WHAT TO WORK ON: Return the listing below exactly, with the pictures dropped.

EXERCISE MATERIALS:
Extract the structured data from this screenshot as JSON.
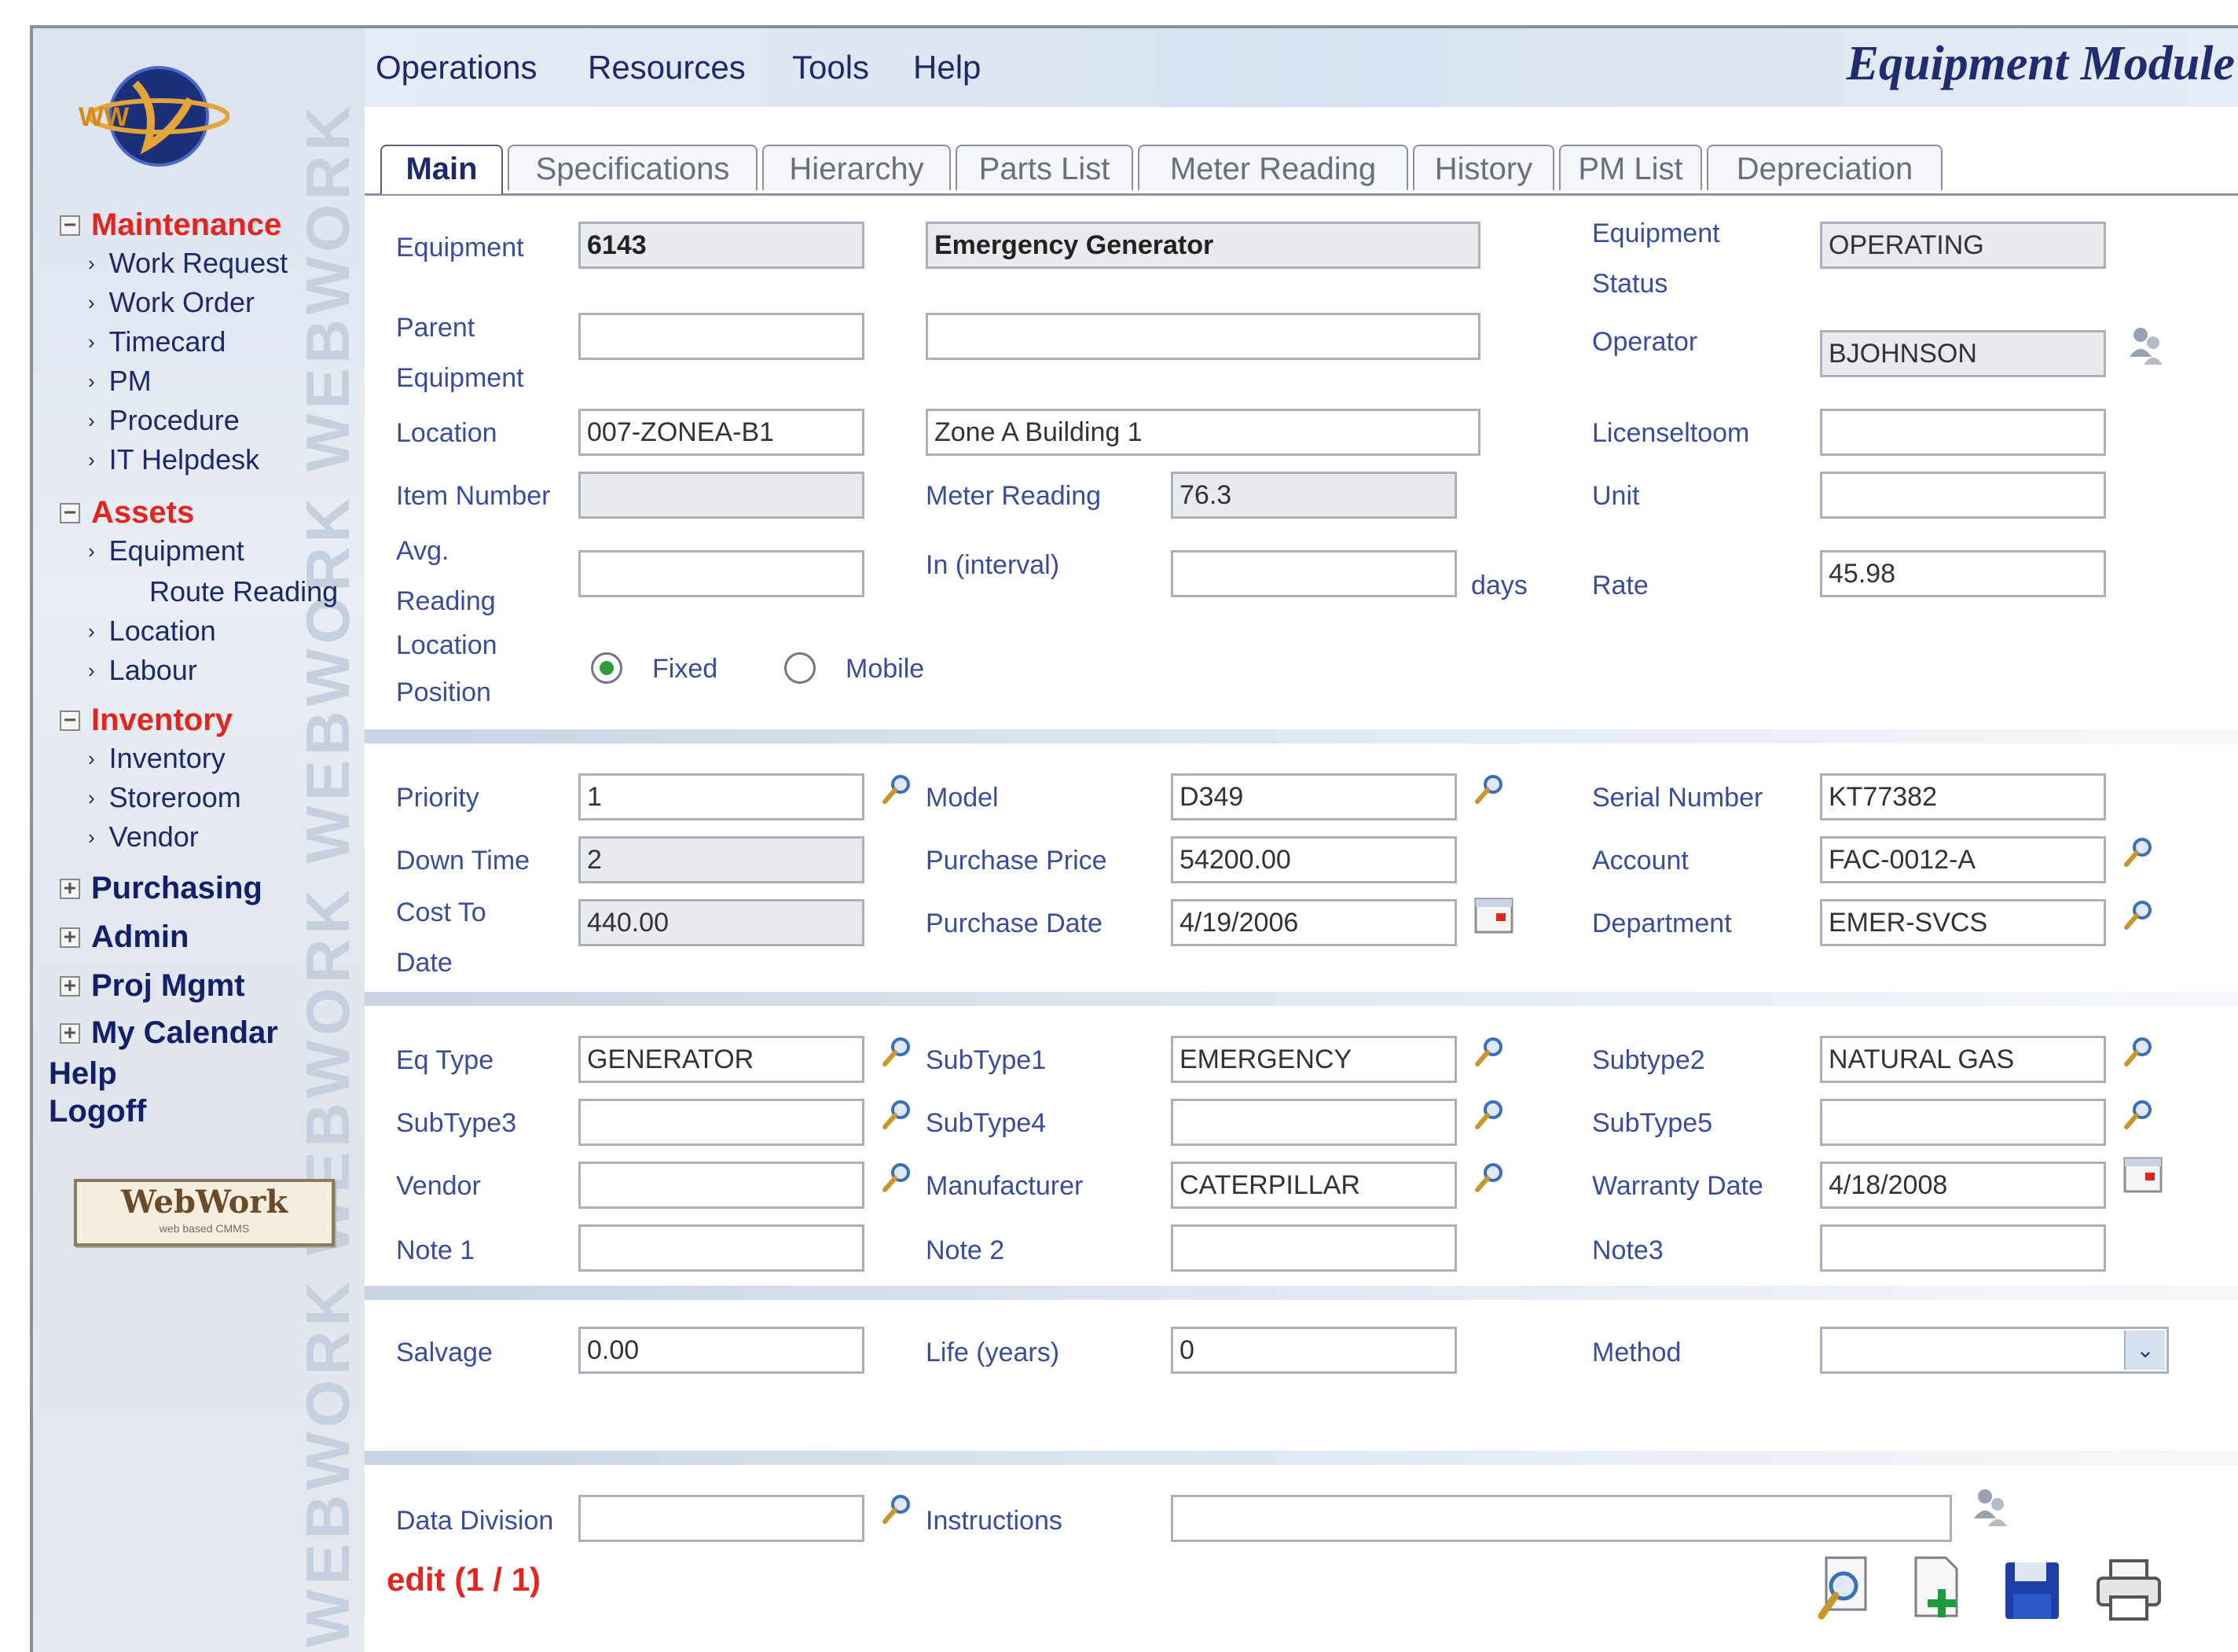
{
  "sidebar": {
    "logo_text": "WW",
    "watermark": "WEBWORK WEBWORK WEBWORK WEBWORK",
    "sections": [
      {
        "label": "Maintenance",
        "toggle": "−",
        "items": [
          "Work Request",
          "Work Order",
          "Timecard",
          "PM",
          "Procedure",
          "IT Helpdesk"
        ]
      },
      {
        "label": "Assets",
        "toggle": "−",
        "items": [
          "Equipment",
          "Route Reading",
          "Location",
          "Labour"
        ]
      },
      {
        "label": "Inventory",
        "toggle": "−",
        "items": [
          "Inventory",
          "Storeroom",
          "Vendor"
        ]
      },
      {
        "label": "Purchasing",
        "toggle": "+"
      },
      {
        "label": "Admin",
        "toggle": "+"
      },
      {
        "label": "Proj Mgmt",
        "toggle": "+"
      },
      {
        "label": "My Calendar",
        "toggle": "+"
      }
    ],
    "links": [
      "Help",
      "Logoff"
    ],
    "badge_title": "WebWork",
    "badge_sub": "web based CMMS"
  },
  "menu": [
    "Operations",
    "Resources",
    "Tools",
    "Help"
  ],
  "module_title": "Equipment Module",
  "tabs": [
    "Main",
    "Specifications",
    "Hierarchy",
    "Parts List",
    "Meter Reading",
    "History",
    "PM List",
    "Depreciation"
  ],
  "main": {
    "equipment_label": "Equipment",
    "equipment_value": "6143",
    "equipment_desc": "Emergency Generator",
    "status_label_1": "Equipment",
    "status_label_2": "Status",
    "status_value": "OPERATING",
    "parent_label_1": "Parent",
    "parent_label_2": "Equipment",
    "parent_value": "",
    "parent_desc": "",
    "operator_label": "Operator",
    "operator_value": "BJOHNSON",
    "location_label": "Location",
    "location_value": "007-ZONEA-B1",
    "location_desc": "Zone A Building 1",
    "license_label": "Licenseltoom",
    "license_value": "",
    "item_label": "Item Number",
    "item_value": "",
    "meter_label": "Meter Reading",
    "meter_value": "76.3",
    "unit_label": "Unit",
    "unit_value": "",
    "avg_label_1": "Avg.",
    "avg_label_2": "Reading",
    "avg_value": "",
    "interval_label": "In (interval)",
    "interval_value": "",
    "days_label": "days",
    "rate_label": "Rate",
    "rate_value": "45.98",
    "locpos_label_1": "Location",
    "locpos_label_2": "Position",
    "radio_fixed": "Fixed",
    "radio_mobile": "Mobile"
  },
  "section2": {
    "priority_label": "Priority",
    "priority_value": "1",
    "model_label": "Model",
    "model_value": "D349",
    "serial_label": "Serial Number",
    "serial_value": "KT77382",
    "down_label": "Down Time",
    "down_value": "2",
    "price_label": "Purchase Price",
    "price_value": "54200.00",
    "account_label": "Account",
    "account_value": "FAC-0012-A",
    "cost_label_1": "Cost To",
    "cost_label_2": "Date",
    "cost_value": "440.00",
    "pdate_label": "Purchase Date",
    "pdate_value": "4/19/2006",
    "dept_label": "Department",
    "dept_value": "EMER-SVCS"
  },
  "section3": {
    "eqtype_label": "Eq Type",
    "eqtype_value": "GENERATOR",
    "sub1_label": "SubType1",
    "sub1_value": "EMERGENCY",
    "sub2_label": "Subtype2",
    "sub2_value": "NATURAL GAS",
    "sub3_label": "SubType3",
    "sub3_value": "",
    "sub4_label": "SubType4",
    "sub4_value": "",
    "sub5_label": "SubType5",
    "sub5_value": "",
    "vendor_label": "Vendor",
    "vendor_value": "",
    "mfr_label": "Manufacturer",
    "mfr_value": "CATERPILLAR",
    "warranty_label": "Warranty Date",
    "warranty_value": "4/18/2008",
    "note1_label": "Note 1",
    "note1_value": "",
    "note2_label": "Note 2",
    "note2_value": "",
    "note3_label": "Note3",
    "note3_value": ""
  },
  "section4": {
    "salvage_label": "Salvage",
    "salvage_value": "0.00",
    "life_label": "Life (years)",
    "life_value": "0",
    "method_label": "Method",
    "method_value": ""
  },
  "section5": {
    "division_label": "Data Division",
    "division_value": "",
    "instr_label": "Instructions",
    "instr_value": "",
    "status_text": "edit (1 / 1)"
  },
  "colors": {
    "accent_red": "#e0261e",
    "label_blue": "#3a4d9a",
    "nav_navy": "#12206a"
  }
}
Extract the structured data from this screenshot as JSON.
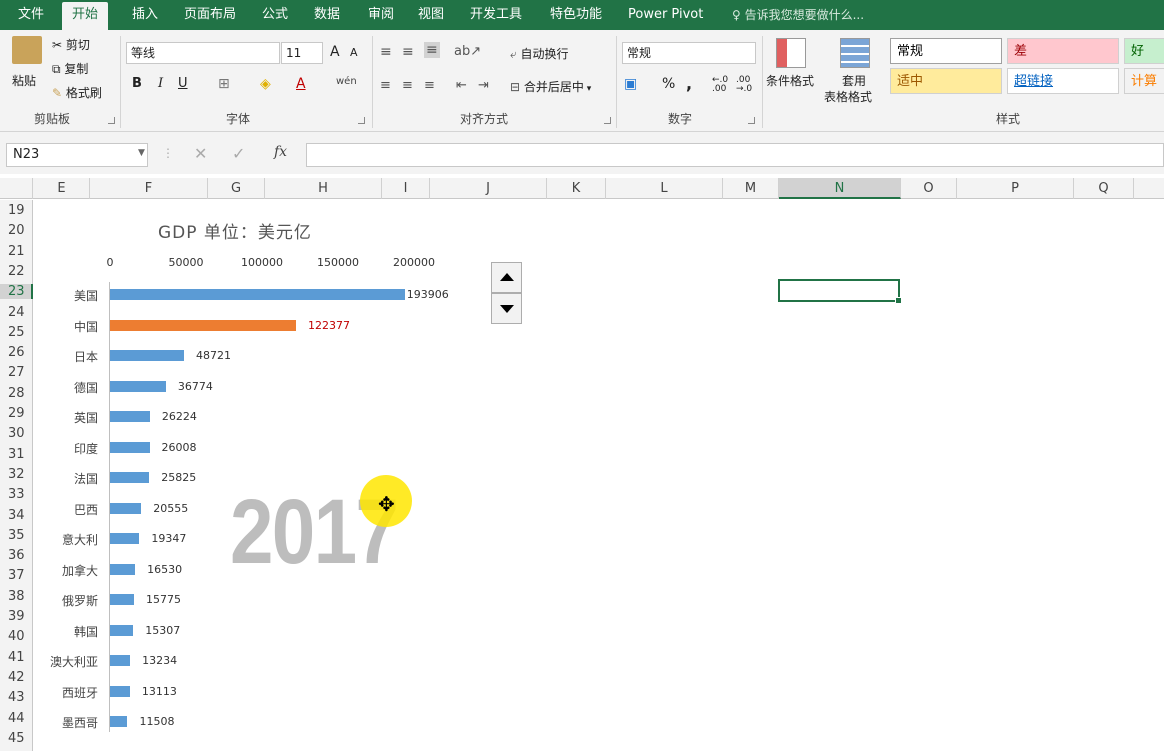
{
  "menu": {
    "tabs": [
      "文件",
      "开始",
      "插入",
      "页面布局",
      "公式",
      "数据",
      "审阅",
      "视图",
      "开发工具",
      "特色功能",
      "Power Pivot"
    ],
    "active": "开始",
    "tell_me": "告诉我您想要做什么..."
  },
  "ribbon": {
    "clipboard": {
      "paste": "粘贴",
      "cut": "剪切",
      "copy": "复制",
      "format_painter": "格式刷",
      "group": "剪贴板"
    },
    "font": {
      "name": "等线",
      "size": "11",
      "group": "字体",
      "bold": "B",
      "italic": "I",
      "underline": "U",
      "grow": "A",
      "shrink": "A",
      "phonetic": "wén"
    },
    "align": {
      "wrap": "自动换行",
      "merge": "合并后居中",
      "group": "对齐方式"
    },
    "number": {
      "format": "常规",
      "percent": "%",
      "comma": ",",
      "group": "数字",
      "inc_decimal": "←.0 .00",
      "dec_decimal": ".00 →.0"
    },
    "styles": {
      "conditional": "条件格式",
      "table_top": "套用",
      "table_bottom": "表格格式",
      "group": "样式",
      "cells": [
        {
          "label": "常规",
          "bg": "#ffffff",
          "fg": "#000000"
        },
        {
          "label": "差",
          "bg": "#ffc7ce",
          "fg": "#9c0006"
        },
        {
          "label": "好",
          "bg": "#c6efce",
          "fg": "#006100"
        },
        {
          "label": "适中",
          "bg": "#ffeb9c",
          "fg": "#9c5700"
        },
        {
          "label": "超链接",
          "bg": "#ffffff",
          "fg": "#0563c1"
        },
        {
          "label": "计算",
          "bg": "#f2f2f2",
          "fg": "#fa7d00"
        }
      ]
    }
  },
  "formula_bar": {
    "name_box": "N23",
    "fx": "fx",
    "value": ""
  },
  "columns": [
    "E",
    "F",
    "G",
    "H",
    "I",
    "J",
    "K",
    "L",
    "M",
    "N",
    "O",
    "P",
    "Q"
  ],
  "selected_column": "N",
  "rows": [
    "19",
    "20",
    "21",
    "22",
    "23",
    "24",
    "25",
    "26",
    "27",
    "28",
    "29",
    "30",
    "31",
    "32",
    "33",
    "34",
    "35",
    "36",
    "37",
    "38",
    "39",
    "40",
    "41",
    "42",
    "43",
    "44",
    "45"
  ],
  "selected_row": "23",
  "chart_data": {
    "type": "bar",
    "title": "GDP 单位：美元亿",
    "orientation": "horizontal",
    "xlim": [
      0,
      200000
    ],
    "x_ticks": [
      "0",
      "50000",
      "100000",
      "150000",
      "200000"
    ],
    "categories": [
      "美国",
      "中国",
      "日本",
      "德国",
      "英国",
      "印度",
      "法国",
      "巴西",
      "意大利",
      "加拿大",
      "俄罗斯",
      "韩国",
      "澳大利亚",
      "西班牙",
      "墨西哥"
    ],
    "values": [
      193906,
      122377,
      48721,
      36774,
      26224,
      26008,
      25825,
      20555,
      19347,
      16530,
      15775,
      15307,
      13234,
      13113,
      11508
    ],
    "highlight_index": 1,
    "colors": {
      "default": "#5b9bd5",
      "highlight": "#ed7d31",
      "highlight_label": "#c00000"
    },
    "year": "2017"
  }
}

CORRECT RESPONSE:
Extract the structured data from this screenshot as JSON.
{
  "sidebar": {
    "logo_text": "WW",
    "watermark": "WEBWORK WEBWORK WEBWORK WEBWORK",
    "sections": [
      {
        "label": "Maintenance",
        "toggle": "−",
        "items": [
          "Work Request",
          "Work Order",
          "Timecard",
          "PM",
          "Procedure",
          "IT Helpdesk"
        ]
      },
      {
        "label": "Assets",
        "toggle": "−",
        "items": [
          "Equipment",
          "Route Reading",
          "Location",
          "Labour"
        ]
      },
      {
        "label": "Inventory",
        "toggle": "−",
        "items": [
          "Inventory",
          "Storeroom",
          "Vendor"
        ]
      },
      {
        "label": "Purchasing",
        "toggle": "+"
      },
      {
        "label": "Admin",
        "toggle": "+"
      },
      {
        "label": "Proj Mgmt",
        "toggle": "+"
      },
      {
        "label": "My Calendar",
        "toggle": "+"
      }
    ],
    "links": [
      "Help",
      "Logoff"
    ],
    "badge_title": "WebWork",
    "badge_sub": "web based CMMS"
  },
  "menu": [
    "Operations",
    "Resources",
    "Tools",
    "Help"
  ],
  "module_title": "Equipment Module",
  "tabs": [
    "Main",
    "Specifications",
    "Hierarchy",
    "Parts List",
    "Meter Reading",
    "History",
    "PM List",
    "Depreciation"
  ],
  "main": {
    "equipment_label": "Equipment",
    "equipment_value": "6143",
    "equipment_desc": "Emergency Generator",
    "status_label_1": "Equipment",
    "status_label_2": "Status",
    "status_value": "OPERATING",
    "parent_label_1": "Parent",
    "parent_label_2": "Equipment",
    "parent_value": "",
    "parent_desc": "",
    "operator_label": "Operator",
    "operator_value": "BJOHNSON",
    "location_label": "Location",
    "location_value": "007-ZONEA-B1",
    "location_desc": "Zone A Building 1",
    "license_label": "Licenseltoom",
    "license_value": "",
    "item_label": "Item Number",
    "item_value": "",
    "meter_label": "Meter Reading",
    "meter_value": "76.3",
    "unit_label": "Unit",
    "unit_value": "",
    "avg_label_1": "Avg.",
    "avg_label_2": "Reading",
    "avg_value": "",
    "interval_label": "In (interval)",
    "interval_value": "",
    "days_label": "days",
    "rate_label": "Rate",
    "rate_value": "45.98",
    "locpos_label_1": "Location",
    "locpos_label_2": "Position",
    "radio_fixed": "Fixed",
    "radio_mobile": "Mobile"
  },
  "section2": {
    "priority_label": "Priority",
    "priority_value": "1",
    "model_label": "Model",
    "model_value": "D349",
    "serial_label": "Serial Number",
    "serial_value": "KT77382",
    "down_label": "Down Time",
    "down_value": "2",
    "price_label": "Purchase Price",
    "price_value": "54200.00",
    "account_label": "Account",
    "account_value": "FAC-0012-A",
    "cost_label_1": "Cost To",
    "cost_label_2": "Date",
    "cost_value": "440.00",
    "pdate_label": "Purchase Date",
    "pdate_value": "4/19/2006",
    "dept_label": "Department",
    "dept_value": "EMER-SVCS"
  },
  "section3": {
    "eqtype_label": "Eq Type",
    "eqtype_value": "GENERATOR",
    "sub1_label": "SubType1",
    "sub1_value": "EMERGENCY",
    "sub2_label": "Subtype2",
    "sub2_value": "NATURAL GAS",
    "sub3_label": "SubType3",
    "sub3_value": "",
    "sub4_label": "SubType4",
    "sub4_value": "",
    "sub5_label": "SubType5",
    "sub5_value": "",
    "vendor_label": "Vendor",
    "vendor_value": "",
    "mfr_label": "Manufacturer",
    "mfr_value": "CATERPILLAR",
    "warranty_label": "Warranty Date",
    "warranty_value": "4/18/2008",
    "note1_label": "Note 1",
    "note1_value": "",
    "note2_label": "Note 2",
    "note2_value": "",
    "note3_label": "Note3",
    "note3_value": ""
  },
  "section4": {
    "salvage_label": "Salvage",
    "salvage_value": "0.00",
    "life_label": "Life (years)",
    "life_value": "0",
    "method_label": "Method",
    "method_value": ""
  },
  "section5": {
    "division_label": "Data Division",
    "division_value": "",
    "instr_label": "Instructions",
    "instr_value": "",
    "status_text": "edit (1 / 1)"
  },
  "colors": {
    "accent_red": "#e0261e",
    "label_blue": "#3a4d9a",
    "nav_navy": "#12206a"
  }
}
Extract the structured data from this screenshot as JSON.
{
  "menu": {
    "tabs": [
      "文件",
      "开始",
      "插入",
      "页面布局",
      "公式",
      "数据",
      "审阅",
      "视图",
      "开发工具",
      "特色功能",
      "Power Pivot"
    ],
    "active": "开始",
    "tell_me": "告诉我您想要做什么..."
  },
  "ribbon": {
    "clipboard": {
      "paste": "粘贴",
      "cut": "剪切",
      "copy": "复制",
      "format_painter": "格式刷",
      "group": "剪贴板"
    },
    "font": {
      "name": "等线",
      "size": "11",
      "group": "字体",
      "bold": "B",
      "italic": "I",
      "underline": "U",
      "grow": "A",
      "shrink": "A",
      "phonetic": "wén"
    },
    "align": {
      "wrap": "自动换行",
      "merge": "合并后居中",
      "group": "对齐方式"
    },
    "number": {
      "format": "常规",
      "percent": "%",
      "comma": ",",
      "group": "数字",
      "inc_decimal": "←.0 .00",
      "dec_decimal": ".00 →.0"
    },
    "styles": {
      "conditional": "条件格式",
      "table_top": "套用",
      "table_bottom": "表格格式",
      "group": "样式",
      "cells": [
        {
          "label": "常规",
          "bg": "#ffffff",
          "fg": "#000000"
        },
        {
          "label": "差",
          "bg": "#ffc7ce",
          "fg": "#9c0006"
        },
        {
          "label": "好",
          "bg": "#c6efce",
          "fg": "#006100"
        },
        {
          "label": "适中",
          "bg": "#ffeb9c",
          "fg": "#9c5700"
        },
        {
          "label": "超链接",
          "bg": "#ffffff",
          "fg": "#0563c1"
        },
        {
          "label": "计算",
          "bg": "#f2f2f2",
          "fg": "#fa7d00"
        }
      ]
    }
  },
  "formula_bar": {
    "name_box": "N23",
    "fx": "fx",
    "value": ""
  },
  "columns": [
    "E",
    "F",
    "G",
    "H",
    "I",
    "J",
    "K",
    "L",
    "M",
    "N",
    "O",
    "P",
    "Q"
  ],
  "selected_column": "N",
  "rows": [
    "19",
    "20",
    "21",
    "22",
    "23",
    "24",
    "25",
    "26",
    "27",
    "28",
    "29",
    "30",
    "31",
    "32",
    "33",
    "34",
    "35",
    "36",
    "37",
    "38",
    "39",
    "40",
    "41",
    "42",
    "43",
    "44",
    "45"
  ],
  "selected_row": "23",
  "chart_data": {
    "type": "bar",
    "title": "GDP 单位：美元亿",
    "orientation": "horizontal",
    "xlim": [
      0,
      200000
    ],
    "x_ticks": [
      "0",
      "50000",
      "100000",
      "150000",
      "200000"
    ],
    "categories": [
      "美国",
      "中国",
      "日本",
      "德国",
      "英国",
      "印度",
      "法国",
      "巴西",
      "意大利",
      "加拿大",
      "俄罗斯",
      "韩国",
      "澳大利亚",
      "西班牙",
      "墨西哥"
    ],
    "values": [
      193906,
      122377,
      48721,
      36774,
      26224,
      26008,
      25825,
      20555,
      19347,
      16530,
      15775,
      15307,
      13234,
      13113,
      11508
    ],
    "highlight_index": 1,
    "colors": {
      "default": "#5b9bd5",
      "highlight": "#ed7d31",
      "highlight_label": "#c00000"
    },
    "year": "2017"
  }
}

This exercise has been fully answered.